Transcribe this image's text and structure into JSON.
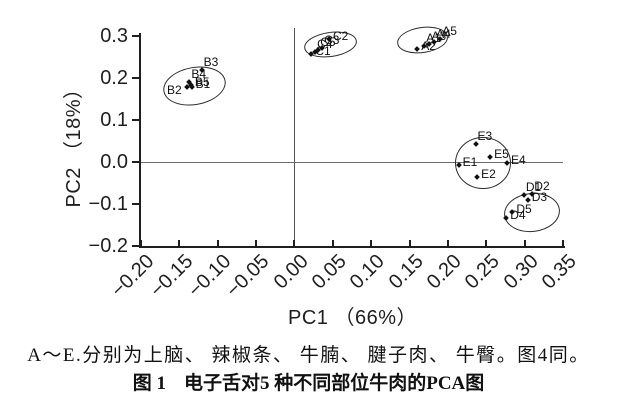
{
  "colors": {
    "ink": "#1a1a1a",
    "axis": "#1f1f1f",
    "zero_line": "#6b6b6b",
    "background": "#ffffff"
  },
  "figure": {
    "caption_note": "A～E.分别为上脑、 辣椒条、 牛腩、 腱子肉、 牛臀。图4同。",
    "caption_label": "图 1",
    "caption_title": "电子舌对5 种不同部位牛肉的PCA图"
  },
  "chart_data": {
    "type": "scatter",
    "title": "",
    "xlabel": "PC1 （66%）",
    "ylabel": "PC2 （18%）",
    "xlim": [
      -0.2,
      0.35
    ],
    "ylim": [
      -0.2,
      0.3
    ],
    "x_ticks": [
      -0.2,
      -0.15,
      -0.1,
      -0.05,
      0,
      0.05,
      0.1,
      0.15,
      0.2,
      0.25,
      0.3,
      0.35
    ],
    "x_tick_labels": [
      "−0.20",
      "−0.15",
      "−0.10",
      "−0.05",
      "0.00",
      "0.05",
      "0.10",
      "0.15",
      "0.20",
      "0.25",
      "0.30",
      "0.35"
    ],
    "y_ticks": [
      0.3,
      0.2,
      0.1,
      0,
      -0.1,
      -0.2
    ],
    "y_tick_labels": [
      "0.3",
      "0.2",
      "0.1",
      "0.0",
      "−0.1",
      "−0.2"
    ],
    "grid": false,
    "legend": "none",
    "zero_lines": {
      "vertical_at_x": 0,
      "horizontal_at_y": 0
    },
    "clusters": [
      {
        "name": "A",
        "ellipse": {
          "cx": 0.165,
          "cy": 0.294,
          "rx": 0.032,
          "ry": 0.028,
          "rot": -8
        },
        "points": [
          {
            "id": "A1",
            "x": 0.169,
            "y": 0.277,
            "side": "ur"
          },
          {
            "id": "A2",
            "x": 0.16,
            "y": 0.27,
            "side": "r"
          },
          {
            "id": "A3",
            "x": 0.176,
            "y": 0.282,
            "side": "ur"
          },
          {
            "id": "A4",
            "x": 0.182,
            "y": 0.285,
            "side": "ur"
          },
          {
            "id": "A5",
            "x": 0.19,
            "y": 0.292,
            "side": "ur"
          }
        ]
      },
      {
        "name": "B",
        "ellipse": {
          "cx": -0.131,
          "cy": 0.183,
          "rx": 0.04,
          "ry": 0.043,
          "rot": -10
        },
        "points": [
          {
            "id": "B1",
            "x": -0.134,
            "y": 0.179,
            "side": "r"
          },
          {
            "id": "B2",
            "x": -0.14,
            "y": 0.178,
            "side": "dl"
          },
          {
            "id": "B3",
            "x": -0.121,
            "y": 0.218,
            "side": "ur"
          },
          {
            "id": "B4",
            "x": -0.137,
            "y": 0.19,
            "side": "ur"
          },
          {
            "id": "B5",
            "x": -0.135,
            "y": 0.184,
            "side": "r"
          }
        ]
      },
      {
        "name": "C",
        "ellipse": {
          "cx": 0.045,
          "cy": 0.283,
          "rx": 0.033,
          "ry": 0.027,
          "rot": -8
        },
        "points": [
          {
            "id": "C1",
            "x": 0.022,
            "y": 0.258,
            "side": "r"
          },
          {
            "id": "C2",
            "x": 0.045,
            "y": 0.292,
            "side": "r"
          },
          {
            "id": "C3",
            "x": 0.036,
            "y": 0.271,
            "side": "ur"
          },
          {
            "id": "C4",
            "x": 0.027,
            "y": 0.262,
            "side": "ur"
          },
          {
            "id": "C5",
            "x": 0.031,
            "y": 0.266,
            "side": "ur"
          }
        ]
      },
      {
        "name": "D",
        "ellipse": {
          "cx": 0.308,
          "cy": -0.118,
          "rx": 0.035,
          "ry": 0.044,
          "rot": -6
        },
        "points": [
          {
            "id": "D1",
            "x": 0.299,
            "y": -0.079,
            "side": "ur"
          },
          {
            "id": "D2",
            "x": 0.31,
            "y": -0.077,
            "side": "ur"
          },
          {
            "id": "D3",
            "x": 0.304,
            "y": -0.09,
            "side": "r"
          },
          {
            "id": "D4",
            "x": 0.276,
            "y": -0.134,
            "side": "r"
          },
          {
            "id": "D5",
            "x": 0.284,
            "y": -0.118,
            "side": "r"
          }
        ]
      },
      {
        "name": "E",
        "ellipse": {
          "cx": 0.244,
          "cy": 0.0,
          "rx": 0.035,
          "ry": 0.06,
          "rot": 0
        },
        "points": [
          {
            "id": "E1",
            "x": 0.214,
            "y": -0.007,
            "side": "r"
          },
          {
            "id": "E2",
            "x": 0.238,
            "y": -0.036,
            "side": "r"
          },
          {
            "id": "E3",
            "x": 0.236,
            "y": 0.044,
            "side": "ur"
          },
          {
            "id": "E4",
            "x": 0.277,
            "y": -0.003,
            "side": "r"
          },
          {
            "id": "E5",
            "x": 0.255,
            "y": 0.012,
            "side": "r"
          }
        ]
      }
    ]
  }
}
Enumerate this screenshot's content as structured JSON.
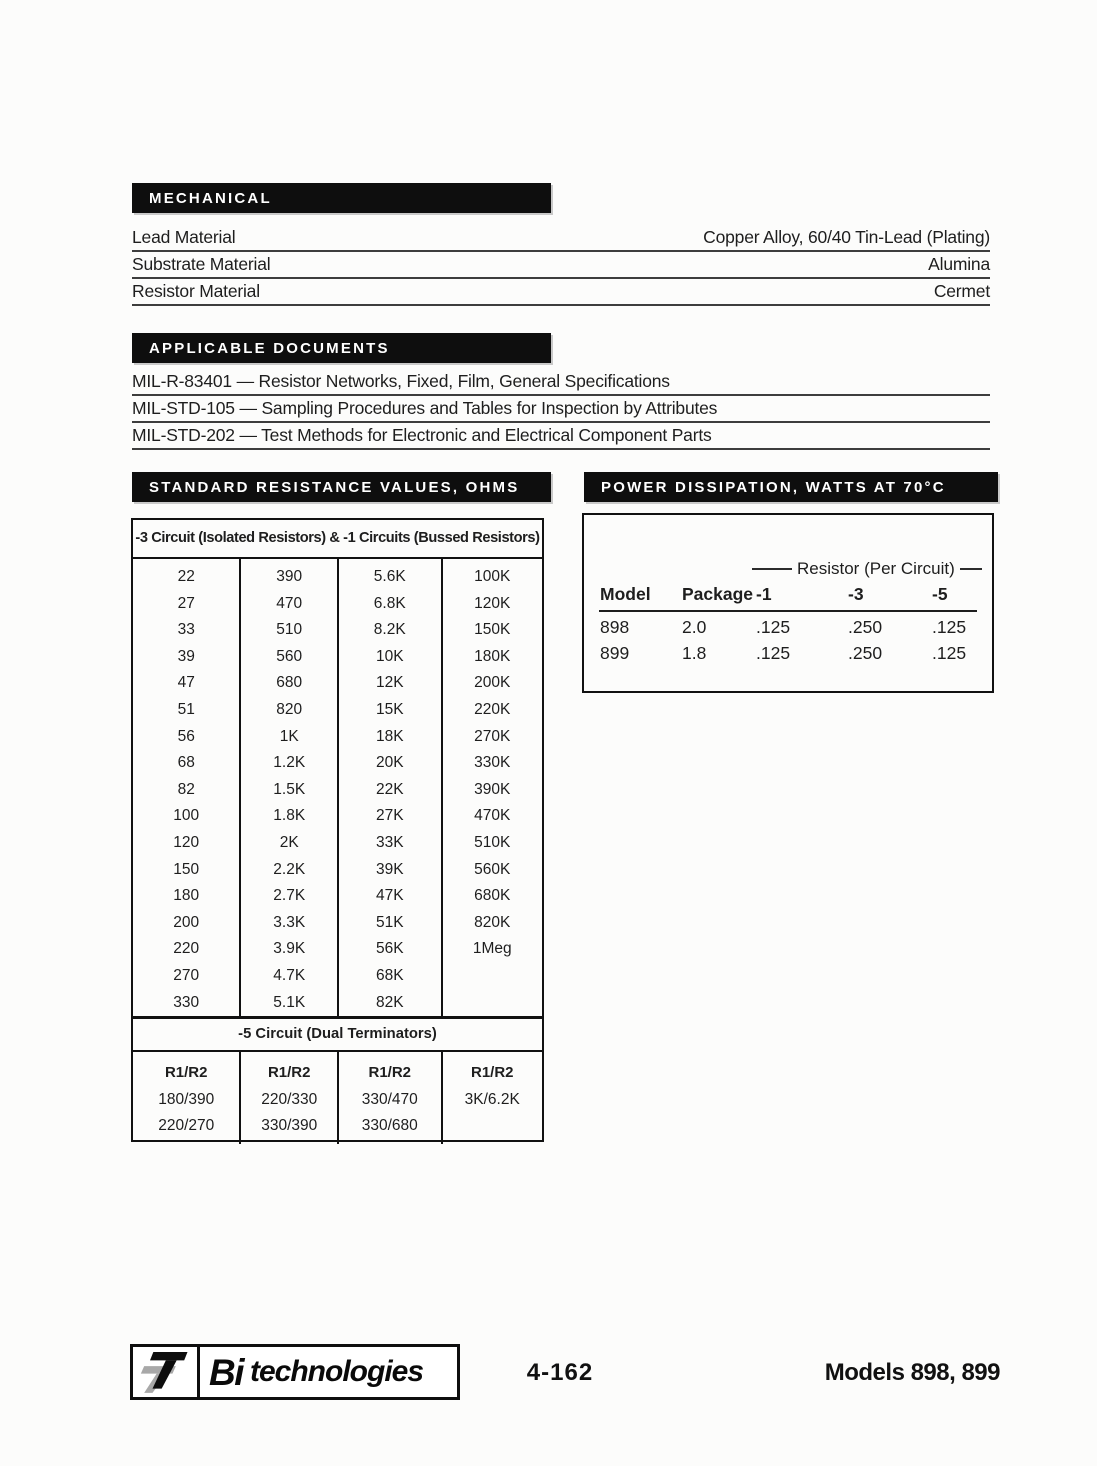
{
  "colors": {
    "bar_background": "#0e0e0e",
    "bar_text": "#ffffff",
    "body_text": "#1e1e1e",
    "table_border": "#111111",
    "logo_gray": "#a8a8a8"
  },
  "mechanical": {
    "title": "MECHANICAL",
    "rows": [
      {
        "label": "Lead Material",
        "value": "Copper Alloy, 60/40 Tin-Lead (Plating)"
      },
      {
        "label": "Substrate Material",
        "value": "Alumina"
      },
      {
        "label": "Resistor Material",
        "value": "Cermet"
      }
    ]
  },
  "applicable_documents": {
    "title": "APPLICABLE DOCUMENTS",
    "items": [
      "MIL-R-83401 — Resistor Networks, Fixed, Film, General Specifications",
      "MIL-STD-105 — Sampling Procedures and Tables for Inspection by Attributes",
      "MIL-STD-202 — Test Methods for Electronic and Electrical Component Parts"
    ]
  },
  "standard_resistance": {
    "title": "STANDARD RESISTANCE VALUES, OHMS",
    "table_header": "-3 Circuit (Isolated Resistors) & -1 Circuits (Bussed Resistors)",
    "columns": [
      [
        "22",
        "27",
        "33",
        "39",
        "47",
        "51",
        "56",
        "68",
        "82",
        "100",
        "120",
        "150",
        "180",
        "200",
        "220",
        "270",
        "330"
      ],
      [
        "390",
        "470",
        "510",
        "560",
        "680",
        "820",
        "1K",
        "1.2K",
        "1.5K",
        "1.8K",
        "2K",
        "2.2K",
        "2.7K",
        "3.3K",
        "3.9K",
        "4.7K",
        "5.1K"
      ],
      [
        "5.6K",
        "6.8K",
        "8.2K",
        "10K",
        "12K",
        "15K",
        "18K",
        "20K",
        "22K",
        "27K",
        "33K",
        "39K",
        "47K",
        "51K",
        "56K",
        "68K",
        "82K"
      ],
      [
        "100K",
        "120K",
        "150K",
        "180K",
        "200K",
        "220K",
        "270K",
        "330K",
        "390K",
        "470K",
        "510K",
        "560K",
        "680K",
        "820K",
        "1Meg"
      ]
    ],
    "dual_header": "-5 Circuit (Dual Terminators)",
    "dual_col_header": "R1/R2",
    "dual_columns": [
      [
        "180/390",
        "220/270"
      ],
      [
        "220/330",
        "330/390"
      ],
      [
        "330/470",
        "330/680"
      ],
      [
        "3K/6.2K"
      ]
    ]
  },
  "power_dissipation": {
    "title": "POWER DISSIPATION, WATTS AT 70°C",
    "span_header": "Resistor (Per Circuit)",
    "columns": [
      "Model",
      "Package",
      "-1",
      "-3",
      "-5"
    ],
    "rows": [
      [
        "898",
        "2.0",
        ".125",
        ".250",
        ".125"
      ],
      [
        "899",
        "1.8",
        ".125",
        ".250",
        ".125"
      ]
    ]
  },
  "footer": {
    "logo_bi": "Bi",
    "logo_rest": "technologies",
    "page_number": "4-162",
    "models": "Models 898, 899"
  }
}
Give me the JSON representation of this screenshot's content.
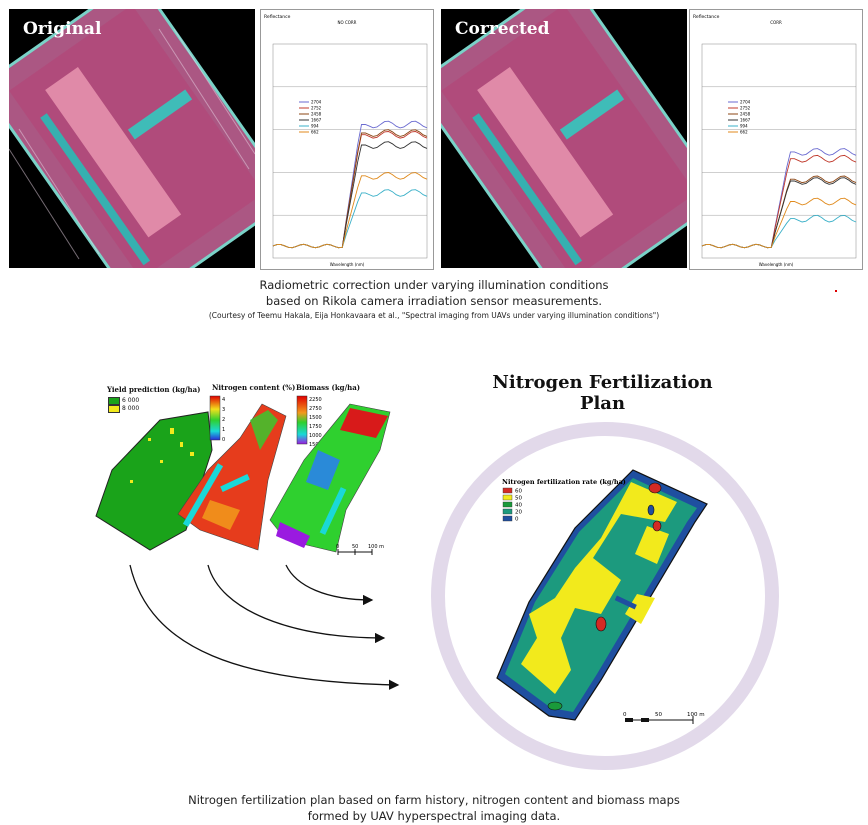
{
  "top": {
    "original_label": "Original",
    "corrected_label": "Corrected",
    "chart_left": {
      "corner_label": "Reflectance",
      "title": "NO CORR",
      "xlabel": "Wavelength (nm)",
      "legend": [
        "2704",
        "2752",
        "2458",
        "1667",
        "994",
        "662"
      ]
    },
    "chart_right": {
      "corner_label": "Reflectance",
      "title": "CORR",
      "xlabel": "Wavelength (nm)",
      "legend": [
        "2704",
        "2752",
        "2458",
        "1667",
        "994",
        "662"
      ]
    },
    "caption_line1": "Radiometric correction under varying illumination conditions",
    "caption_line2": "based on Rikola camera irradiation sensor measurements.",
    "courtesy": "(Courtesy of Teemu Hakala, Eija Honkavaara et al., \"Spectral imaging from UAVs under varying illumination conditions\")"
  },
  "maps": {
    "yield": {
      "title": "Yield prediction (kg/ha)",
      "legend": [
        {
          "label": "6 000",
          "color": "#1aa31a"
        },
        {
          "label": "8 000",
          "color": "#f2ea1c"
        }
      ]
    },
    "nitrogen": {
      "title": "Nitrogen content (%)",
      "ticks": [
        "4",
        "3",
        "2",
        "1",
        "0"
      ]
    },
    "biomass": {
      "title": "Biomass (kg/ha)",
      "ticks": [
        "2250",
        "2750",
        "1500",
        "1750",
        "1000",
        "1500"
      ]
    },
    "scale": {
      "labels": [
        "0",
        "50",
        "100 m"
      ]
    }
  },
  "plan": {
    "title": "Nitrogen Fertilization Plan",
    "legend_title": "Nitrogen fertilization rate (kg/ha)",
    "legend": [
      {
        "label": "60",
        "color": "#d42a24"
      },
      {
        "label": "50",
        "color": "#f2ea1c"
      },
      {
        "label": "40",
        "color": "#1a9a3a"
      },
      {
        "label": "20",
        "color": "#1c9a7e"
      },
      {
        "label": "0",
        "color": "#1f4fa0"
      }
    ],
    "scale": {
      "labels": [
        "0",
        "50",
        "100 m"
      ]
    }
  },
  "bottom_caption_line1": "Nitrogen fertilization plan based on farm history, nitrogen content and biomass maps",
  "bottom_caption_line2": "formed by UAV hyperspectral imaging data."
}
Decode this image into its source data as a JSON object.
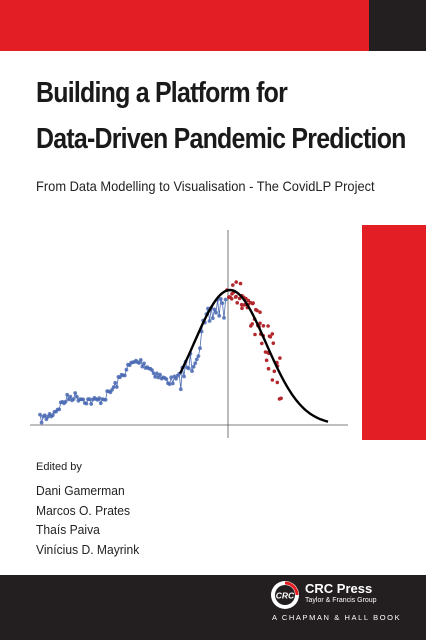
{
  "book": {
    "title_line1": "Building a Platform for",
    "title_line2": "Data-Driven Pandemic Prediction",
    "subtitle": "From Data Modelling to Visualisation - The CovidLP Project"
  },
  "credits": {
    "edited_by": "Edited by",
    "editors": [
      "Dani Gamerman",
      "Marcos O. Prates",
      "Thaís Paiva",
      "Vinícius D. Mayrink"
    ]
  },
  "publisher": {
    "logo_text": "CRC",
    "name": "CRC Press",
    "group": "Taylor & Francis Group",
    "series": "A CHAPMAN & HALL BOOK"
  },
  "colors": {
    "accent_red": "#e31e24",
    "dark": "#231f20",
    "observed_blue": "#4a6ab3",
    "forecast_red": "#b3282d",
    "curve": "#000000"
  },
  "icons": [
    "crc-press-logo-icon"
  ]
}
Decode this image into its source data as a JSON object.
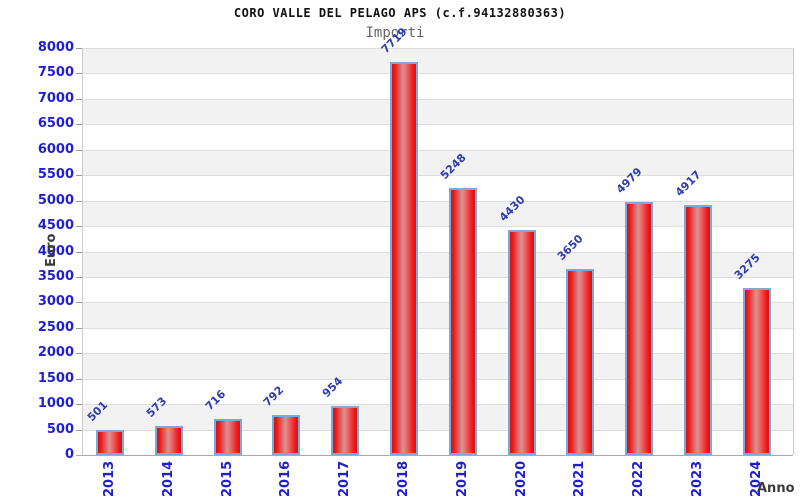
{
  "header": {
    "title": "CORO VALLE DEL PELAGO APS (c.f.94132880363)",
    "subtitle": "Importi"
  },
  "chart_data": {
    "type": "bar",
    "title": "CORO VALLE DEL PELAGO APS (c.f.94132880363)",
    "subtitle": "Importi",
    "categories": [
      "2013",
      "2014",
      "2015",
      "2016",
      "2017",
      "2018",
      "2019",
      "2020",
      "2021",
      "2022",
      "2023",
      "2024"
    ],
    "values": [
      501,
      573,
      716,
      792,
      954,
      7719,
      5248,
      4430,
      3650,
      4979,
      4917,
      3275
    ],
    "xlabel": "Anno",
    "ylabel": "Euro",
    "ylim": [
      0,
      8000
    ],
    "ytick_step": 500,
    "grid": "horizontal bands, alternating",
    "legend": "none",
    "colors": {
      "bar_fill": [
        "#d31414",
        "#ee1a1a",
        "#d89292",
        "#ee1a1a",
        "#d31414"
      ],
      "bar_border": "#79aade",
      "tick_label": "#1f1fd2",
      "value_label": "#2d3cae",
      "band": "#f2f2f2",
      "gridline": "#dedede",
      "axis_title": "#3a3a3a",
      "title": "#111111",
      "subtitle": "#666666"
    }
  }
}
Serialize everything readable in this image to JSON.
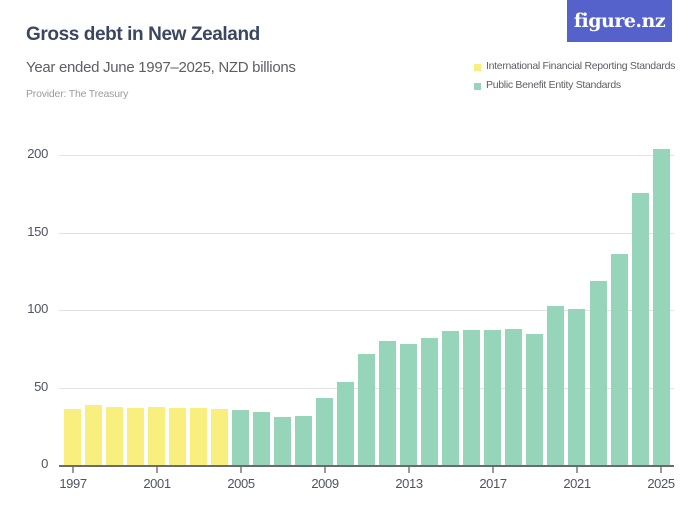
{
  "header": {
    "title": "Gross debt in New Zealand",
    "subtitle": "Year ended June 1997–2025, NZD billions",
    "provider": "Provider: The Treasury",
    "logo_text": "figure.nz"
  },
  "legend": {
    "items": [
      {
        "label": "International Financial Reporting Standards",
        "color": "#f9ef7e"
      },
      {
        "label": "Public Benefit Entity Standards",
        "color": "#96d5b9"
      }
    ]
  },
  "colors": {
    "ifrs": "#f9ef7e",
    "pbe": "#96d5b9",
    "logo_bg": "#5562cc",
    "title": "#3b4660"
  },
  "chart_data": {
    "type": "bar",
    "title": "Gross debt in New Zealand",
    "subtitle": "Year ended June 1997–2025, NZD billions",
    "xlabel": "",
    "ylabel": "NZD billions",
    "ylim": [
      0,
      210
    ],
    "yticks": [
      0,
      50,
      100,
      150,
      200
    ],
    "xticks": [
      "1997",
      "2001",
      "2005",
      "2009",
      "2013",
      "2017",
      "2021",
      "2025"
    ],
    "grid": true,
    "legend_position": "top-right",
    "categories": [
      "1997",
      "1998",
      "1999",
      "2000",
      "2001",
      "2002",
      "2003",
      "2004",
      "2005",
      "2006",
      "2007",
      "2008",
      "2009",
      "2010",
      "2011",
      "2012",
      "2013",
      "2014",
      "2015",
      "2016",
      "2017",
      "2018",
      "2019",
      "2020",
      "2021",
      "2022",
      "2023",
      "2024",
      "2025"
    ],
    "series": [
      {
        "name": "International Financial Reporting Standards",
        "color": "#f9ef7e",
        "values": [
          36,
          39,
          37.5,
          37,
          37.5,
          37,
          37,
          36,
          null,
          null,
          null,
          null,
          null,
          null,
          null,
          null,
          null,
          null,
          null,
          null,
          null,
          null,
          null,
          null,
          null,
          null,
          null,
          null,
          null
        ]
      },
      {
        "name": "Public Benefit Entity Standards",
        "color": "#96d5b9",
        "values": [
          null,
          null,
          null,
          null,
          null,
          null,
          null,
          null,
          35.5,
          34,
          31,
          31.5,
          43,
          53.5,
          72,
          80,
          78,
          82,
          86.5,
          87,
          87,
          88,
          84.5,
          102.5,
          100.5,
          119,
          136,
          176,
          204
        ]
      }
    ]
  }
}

+ + +

### Task description
Give the number of lines in the records that contain the string "maps", and nothing besides.

### Reply to the exercise
2